TASK GOAL — Produce an exact copy of all the data below, dropping every image.
----------
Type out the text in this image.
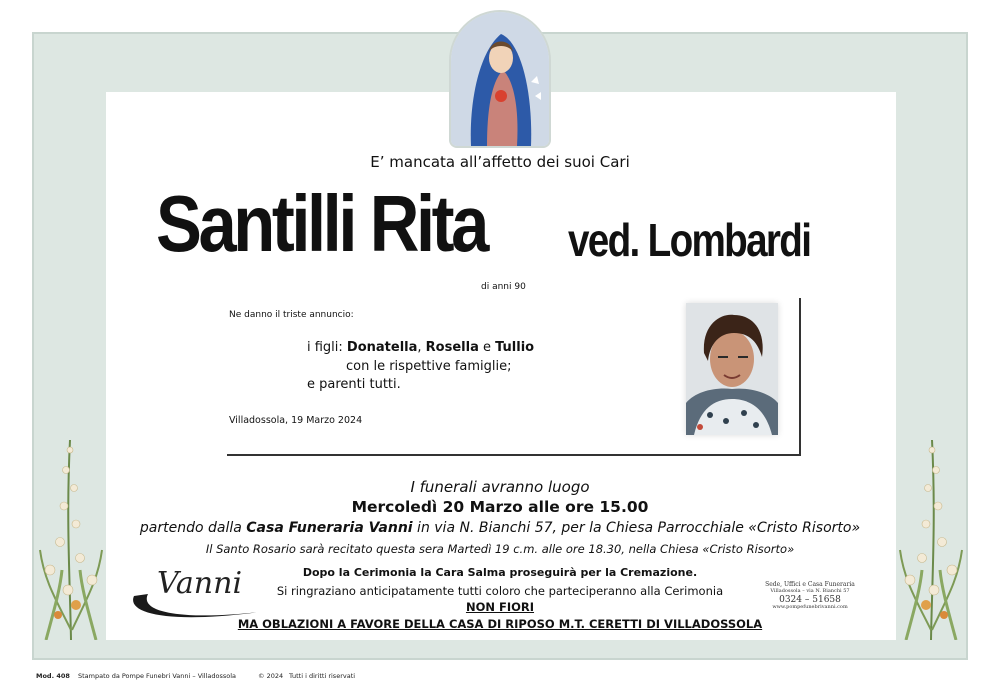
E’ mancata all’affetto dei suoi Cari
Santilli Rita	ved. Lombardi
di anni 90
Ne danno il triste annuncio:
i figli: Donatella, Rosella e Tullio
con le rispettive famiglie;
e parenti tutti.
Villadossola, 19 Marzo 2024
I funerali avranno luogo
Mercoledì 20 Marzo alle ore 15.00
partendo dalla Casa Funeraria Vanni in via N. Bianchi 57, per la Chiesa Parrocchiale «Cristo Risorto»
Il Santo Rosario sarà recitato questa sera Martedì 19 c.m. alle ore 18.30, nella Chiesa «Cristo Risorto»
Dopo la Cerimonia la Cara Salma proseguirà per la Cremazione.
Si ringraziano anticipatamente tutti coloro che parteciperanno alla Cerimonia
NON FIORI
MA OBLAZIONI A FAVORE DELLA CASA DI RIPOSO M.T. CERETTI DI VILLADOSSOLA
Vanni	Sede, Uffici e Casa Funeraria
Villadossola – via N. Bianchi 57
0324 – 51658
www.pompefunebrivanni.com
Mod. 408 Stampato da Pompe Funebri Vanni – Villadossola	© 2024 Tutti i diritti riservati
----------
WRITTEN SOLUTION —
Type out the text in this image.
E’ mancata all’affetto dei suoi Cari
Santilli Rita	ved. Lombardi
di anni 90
Ne danno il triste annuncio:
i figli: Donatella, Rosella e Tullio
con le rispettive famiglie;
e parenti tutti.
Villadossola, 19 Marzo 2024
I funerali avranno luogo
Mercoledì 20 Marzo alle ore 15.00
partendo dalla Casa Funeraria Vanni in via N. Bianchi 57, per la Chiesa Parrocchiale «Cristo Risorto»
Il Santo Rosario sarà recitato questa sera Martedì 19 c.m. alle ore 18.30, nella Chiesa «Cristo Risorto»
Dopo la Cerimonia la Cara Salma proseguirà per la Cremazione.
Si ringraziano anticipatamente tutti coloro che parteciperanno alla Cerimonia
NON FIORI
MA OBLAZIONI A FAVORE DELLA CASA DI RIPOSO M.T. CERETTI DI VILLADOSSOLA
Vanni	Sede, Uffici e Casa Funeraria
Villadossola – via N. Bianchi 57
0324 – 51658
www.pompefunebrivanni.com
Mod. 408 Stampato da Pompe Funebri Vanni – Villadossola	© 2024 Tutti i diritti riservati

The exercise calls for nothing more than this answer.